What is asked:
Search the material for the string "content" and copy each line where it occurs.

Records supplied:

________

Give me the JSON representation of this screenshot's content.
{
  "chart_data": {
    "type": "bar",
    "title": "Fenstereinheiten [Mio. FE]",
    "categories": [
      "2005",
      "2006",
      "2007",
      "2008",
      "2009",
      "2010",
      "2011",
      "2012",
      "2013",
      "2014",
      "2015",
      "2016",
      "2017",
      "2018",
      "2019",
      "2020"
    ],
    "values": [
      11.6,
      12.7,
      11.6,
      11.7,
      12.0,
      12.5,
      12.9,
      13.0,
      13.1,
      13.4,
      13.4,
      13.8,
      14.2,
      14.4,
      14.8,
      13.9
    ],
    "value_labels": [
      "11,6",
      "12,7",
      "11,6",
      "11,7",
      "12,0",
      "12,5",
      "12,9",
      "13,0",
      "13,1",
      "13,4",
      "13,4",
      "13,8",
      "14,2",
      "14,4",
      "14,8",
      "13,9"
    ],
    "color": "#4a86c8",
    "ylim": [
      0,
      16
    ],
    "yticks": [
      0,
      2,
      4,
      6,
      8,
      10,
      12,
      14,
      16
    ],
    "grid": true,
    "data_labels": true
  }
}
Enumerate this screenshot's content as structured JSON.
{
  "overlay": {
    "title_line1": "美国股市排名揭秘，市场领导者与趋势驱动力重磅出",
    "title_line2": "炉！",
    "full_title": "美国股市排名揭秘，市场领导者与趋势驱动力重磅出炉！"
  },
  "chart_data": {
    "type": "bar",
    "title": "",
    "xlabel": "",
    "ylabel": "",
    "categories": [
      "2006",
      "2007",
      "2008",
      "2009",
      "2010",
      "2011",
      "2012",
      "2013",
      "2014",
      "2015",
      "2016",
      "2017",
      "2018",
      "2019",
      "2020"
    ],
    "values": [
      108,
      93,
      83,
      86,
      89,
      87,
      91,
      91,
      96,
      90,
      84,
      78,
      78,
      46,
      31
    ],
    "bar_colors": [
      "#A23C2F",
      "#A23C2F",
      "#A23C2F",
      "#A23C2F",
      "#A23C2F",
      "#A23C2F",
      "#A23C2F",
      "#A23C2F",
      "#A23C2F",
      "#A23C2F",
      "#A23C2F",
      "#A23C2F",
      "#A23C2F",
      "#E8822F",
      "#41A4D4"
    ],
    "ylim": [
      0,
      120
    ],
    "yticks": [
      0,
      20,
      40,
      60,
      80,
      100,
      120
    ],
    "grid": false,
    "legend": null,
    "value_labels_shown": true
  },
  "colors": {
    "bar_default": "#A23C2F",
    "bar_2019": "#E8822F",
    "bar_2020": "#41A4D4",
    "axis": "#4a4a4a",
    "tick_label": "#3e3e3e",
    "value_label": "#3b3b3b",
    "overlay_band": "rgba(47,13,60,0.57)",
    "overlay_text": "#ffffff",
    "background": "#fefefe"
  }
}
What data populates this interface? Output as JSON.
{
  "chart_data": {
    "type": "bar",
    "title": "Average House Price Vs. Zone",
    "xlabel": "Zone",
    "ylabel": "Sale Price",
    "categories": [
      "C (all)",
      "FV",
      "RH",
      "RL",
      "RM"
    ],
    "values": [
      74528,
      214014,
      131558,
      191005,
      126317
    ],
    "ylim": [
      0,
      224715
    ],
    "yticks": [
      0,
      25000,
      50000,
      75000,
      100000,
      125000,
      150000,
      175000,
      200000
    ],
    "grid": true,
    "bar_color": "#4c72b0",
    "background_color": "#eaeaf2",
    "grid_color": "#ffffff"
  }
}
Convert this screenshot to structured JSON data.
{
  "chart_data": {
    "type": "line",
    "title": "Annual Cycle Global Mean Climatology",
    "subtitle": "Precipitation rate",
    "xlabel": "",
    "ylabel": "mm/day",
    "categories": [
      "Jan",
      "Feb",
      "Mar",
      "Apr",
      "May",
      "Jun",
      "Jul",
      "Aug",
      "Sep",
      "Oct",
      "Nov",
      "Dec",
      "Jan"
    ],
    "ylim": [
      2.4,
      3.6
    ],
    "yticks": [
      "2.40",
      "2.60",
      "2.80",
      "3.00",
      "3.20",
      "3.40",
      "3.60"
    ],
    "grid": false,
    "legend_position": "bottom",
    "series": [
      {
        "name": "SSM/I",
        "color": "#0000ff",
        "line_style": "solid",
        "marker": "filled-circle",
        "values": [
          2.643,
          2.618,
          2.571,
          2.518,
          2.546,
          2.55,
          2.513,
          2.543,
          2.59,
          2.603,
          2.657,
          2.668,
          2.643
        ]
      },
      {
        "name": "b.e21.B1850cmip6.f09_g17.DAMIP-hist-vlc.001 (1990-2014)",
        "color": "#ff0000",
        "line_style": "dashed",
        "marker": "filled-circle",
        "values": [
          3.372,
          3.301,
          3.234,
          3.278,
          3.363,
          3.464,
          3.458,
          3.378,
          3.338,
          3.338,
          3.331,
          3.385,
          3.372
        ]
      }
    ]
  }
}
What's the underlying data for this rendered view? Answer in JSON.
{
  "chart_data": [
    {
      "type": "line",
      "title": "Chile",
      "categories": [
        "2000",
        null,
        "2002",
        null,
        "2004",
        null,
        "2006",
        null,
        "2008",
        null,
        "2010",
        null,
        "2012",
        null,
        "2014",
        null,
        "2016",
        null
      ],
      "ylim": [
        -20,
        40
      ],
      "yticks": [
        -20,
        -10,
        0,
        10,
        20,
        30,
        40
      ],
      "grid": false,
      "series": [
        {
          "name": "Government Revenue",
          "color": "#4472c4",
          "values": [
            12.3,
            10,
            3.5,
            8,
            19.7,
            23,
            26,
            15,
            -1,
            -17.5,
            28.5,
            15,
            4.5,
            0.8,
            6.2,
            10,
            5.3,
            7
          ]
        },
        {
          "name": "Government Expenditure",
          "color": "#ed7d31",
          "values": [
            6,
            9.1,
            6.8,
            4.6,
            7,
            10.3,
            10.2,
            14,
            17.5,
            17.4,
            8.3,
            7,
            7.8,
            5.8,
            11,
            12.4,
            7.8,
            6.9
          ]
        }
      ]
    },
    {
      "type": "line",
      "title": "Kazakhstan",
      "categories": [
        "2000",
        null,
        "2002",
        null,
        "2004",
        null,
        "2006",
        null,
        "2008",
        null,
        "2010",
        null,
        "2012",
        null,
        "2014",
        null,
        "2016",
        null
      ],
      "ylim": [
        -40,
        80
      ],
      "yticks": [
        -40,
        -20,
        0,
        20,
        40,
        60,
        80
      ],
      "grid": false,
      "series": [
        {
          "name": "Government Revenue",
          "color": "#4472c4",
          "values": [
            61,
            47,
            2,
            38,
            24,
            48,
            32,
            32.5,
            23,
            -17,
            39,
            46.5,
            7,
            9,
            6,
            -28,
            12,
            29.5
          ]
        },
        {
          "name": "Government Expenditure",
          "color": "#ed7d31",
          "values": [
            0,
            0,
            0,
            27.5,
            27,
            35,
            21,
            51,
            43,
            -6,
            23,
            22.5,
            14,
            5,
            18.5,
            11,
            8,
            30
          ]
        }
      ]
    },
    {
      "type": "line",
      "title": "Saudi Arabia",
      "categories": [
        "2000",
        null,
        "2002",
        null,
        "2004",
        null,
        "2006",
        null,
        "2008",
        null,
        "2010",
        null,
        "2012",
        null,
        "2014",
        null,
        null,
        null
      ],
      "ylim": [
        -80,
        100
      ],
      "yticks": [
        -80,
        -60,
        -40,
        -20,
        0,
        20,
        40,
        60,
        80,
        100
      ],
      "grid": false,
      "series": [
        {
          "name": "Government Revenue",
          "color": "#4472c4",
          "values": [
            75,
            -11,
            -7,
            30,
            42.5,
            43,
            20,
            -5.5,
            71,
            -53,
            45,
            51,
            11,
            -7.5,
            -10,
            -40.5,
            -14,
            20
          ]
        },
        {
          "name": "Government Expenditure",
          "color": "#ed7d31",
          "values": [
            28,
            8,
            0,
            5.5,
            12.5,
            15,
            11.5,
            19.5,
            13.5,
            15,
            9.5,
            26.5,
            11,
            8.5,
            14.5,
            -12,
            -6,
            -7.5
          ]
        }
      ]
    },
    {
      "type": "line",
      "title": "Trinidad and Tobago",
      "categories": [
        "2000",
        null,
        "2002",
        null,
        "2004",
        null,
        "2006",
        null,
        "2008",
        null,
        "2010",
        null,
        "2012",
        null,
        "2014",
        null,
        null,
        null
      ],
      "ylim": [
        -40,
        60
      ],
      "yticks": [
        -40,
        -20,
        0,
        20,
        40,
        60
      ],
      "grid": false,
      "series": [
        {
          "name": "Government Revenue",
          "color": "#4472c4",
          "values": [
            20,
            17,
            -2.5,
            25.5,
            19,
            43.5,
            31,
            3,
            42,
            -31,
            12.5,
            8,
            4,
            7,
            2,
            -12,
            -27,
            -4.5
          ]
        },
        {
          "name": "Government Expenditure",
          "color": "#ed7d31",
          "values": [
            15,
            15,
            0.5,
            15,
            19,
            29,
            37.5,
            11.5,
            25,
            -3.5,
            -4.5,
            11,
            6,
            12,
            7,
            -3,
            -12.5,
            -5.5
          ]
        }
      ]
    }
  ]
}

________

Answer to the task:
Give me the JSON representation of this screenshot's content.
Enumerate this screenshot's content as structured JSON.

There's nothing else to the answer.